AIM OF THE TASK → Find each line in the following listing that has the string "here", then state the count and nothing else.

Stored records

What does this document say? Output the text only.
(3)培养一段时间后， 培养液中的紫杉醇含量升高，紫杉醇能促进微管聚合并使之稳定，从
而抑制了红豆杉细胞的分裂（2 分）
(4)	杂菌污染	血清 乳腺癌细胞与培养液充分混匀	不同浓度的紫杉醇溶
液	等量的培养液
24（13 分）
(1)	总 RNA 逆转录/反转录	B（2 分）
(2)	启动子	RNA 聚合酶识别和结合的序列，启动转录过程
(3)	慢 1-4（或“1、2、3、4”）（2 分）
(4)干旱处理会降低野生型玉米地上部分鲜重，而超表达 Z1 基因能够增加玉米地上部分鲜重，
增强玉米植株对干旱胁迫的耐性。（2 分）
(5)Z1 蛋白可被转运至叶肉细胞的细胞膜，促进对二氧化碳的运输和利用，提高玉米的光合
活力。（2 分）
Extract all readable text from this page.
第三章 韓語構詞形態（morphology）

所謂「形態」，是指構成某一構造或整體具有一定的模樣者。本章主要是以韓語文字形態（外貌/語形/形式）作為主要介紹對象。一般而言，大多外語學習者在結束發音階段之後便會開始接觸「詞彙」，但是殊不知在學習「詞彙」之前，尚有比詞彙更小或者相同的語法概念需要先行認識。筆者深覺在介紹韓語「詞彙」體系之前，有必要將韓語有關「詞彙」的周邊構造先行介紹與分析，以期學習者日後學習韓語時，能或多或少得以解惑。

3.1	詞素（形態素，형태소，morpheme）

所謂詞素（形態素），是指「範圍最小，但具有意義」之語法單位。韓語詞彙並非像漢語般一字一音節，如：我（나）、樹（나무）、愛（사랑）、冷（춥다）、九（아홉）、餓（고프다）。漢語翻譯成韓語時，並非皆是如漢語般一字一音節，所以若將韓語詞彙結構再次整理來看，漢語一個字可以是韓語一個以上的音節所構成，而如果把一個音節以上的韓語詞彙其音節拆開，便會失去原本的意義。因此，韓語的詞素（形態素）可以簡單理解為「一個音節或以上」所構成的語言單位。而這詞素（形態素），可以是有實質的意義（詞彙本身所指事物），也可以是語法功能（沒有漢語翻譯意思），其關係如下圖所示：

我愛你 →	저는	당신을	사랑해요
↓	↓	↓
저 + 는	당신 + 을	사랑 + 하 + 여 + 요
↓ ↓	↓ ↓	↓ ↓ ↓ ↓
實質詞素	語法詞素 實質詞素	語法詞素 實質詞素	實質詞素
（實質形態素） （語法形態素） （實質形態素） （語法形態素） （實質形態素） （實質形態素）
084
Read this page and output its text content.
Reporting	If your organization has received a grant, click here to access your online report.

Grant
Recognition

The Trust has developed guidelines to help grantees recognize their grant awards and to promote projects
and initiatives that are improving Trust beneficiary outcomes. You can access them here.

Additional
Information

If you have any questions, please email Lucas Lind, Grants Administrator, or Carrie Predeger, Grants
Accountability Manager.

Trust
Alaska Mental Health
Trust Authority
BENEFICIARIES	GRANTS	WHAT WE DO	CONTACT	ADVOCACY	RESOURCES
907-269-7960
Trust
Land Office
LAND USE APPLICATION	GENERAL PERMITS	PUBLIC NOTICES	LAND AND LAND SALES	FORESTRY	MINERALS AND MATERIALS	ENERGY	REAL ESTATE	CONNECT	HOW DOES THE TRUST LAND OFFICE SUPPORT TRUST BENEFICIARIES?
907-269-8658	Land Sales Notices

EXERCISE RESULT → 2